Layout dataset entries
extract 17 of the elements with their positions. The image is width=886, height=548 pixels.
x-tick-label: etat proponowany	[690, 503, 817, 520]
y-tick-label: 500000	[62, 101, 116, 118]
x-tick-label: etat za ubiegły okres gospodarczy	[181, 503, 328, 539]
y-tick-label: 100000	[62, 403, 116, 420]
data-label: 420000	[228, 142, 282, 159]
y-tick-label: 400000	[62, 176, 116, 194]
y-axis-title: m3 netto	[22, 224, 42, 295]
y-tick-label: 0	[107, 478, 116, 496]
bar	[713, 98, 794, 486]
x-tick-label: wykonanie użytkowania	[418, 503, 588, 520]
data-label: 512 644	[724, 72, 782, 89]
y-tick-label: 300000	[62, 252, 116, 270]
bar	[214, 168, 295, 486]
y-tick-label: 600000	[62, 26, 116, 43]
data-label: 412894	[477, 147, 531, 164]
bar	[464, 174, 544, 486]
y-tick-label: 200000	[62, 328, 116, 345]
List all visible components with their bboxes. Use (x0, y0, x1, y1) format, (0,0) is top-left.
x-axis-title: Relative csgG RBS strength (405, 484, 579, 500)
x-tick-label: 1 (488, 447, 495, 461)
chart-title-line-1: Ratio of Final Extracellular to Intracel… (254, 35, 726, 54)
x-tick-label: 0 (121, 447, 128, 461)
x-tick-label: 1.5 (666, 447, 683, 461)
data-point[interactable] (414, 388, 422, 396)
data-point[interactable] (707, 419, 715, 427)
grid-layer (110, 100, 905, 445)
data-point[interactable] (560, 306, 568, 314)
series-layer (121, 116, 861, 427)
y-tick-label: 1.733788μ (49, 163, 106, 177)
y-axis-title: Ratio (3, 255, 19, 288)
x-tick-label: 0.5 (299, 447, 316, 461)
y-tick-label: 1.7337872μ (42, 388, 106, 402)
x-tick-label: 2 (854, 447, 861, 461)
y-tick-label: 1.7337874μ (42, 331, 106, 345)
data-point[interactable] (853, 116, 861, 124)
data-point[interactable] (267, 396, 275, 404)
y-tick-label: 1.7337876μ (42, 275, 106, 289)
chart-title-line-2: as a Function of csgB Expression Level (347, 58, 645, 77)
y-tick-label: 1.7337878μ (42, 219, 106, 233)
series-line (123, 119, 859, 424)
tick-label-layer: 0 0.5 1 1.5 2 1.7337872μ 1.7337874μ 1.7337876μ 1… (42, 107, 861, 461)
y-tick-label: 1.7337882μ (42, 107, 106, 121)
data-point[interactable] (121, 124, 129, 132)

Goal - Rename every "x-tick-label" in the lines above to "x-axis-tick", and leave everything else unchanged.

Answer to this problem -
extract 17 of the elements with their positions. The image is width=886, height=548 pixels.
x-axis-tick: etat proponowany	[690, 503, 817, 520]
y-tick-label: 500000	[62, 101, 116, 118]
x-axis-tick: etat za ubiegły okres gospodarczy	[181, 503, 328, 539]
y-tick-label: 100000	[62, 403, 116, 420]
data-label: 420000	[228, 142, 282, 159]
y-tick-label: 400000	[62, 176, 116, 194]
y-axis-title: m3 netto	[22, 224, 42, 295]
y-tick-label: 0	[107, 478, 116, 496]
bar	[713, 98, 794, 486]
x-axis-tick: wykonanie użytkowania	[418, 503, 588, 520]
data-label: 512 644	[724, 72, 782, 89]
y-tick-label: 300000	[62, 252, 116, 270]
bar	[214, 168, 295, 486]
y-tick-label: 600000	[62, 26, 116, 43]
data-label: 412894	[477, 147, 531, 164]
bar	[464, 174, 544, 486]
y-tick-label: 200000	[62, 328, 116, 345]
List all visible components with their bboxes. Use (x0, y0, x1, y1) format, (0,0) is top-left.
x-axis-title: Relative csgG RBS strength (405, 484, 579, 500)
x-axis-tick: 1 (488, 447, 495, 461)
chart-title-line-1: Ratio of Final Extracellular to Intracel… (254, 35, 726, 54)
x-axis-tick: 0 (121, 447, 128, 461)
x-axis-tick: 1.5 (666, 447, 683, 461)
data-point[interactable] (414, 388, 422, 396)
data-point[interactable] (707, 419, 715, 427)
grid-layer (110, 100, 905, 445)
data-point[interactable] (560, 306, 568, 314)
series-layer (121, 116, 861, 427)
y-tick-label: 1.733788μ (49, 163, 106, 177)
y-axis-title: Ratio (3, 255, 19, 288)
x-axis-tick: 0.5 (299, 447, 316, 461)
y-tick-label: 1.7337872μ (42, 388, 106, 402)
x-axis-tick: 2 (854, 447, 861, 461)
y-tick-label: 1.7337874μ (42, 331, 106, 345)
data-point[interactable] (853, 116, 861, 124)
data-point[interactable] (267, 396, 275, 404)
y-tick-label: 1.7337876μ (42, 275, 106, 289)
chart-title-line-2: as a Function of csgB Expression Level (347, 58, 645, 77)
y-tick-label: 1.7337878μ (42, 219, 106, 233)
series-line (123, 119, 859, 424)
tick-label-layer: 0 0.5 1 1.5 2 1.7337872μ 1.7337874μ 1.7337876μ 1… (42, 107, 861, 461)
y-tick-label: 1.7337882μ (42, 107, 106, 121)
data-point[interactable] (121, 124, 129, 132)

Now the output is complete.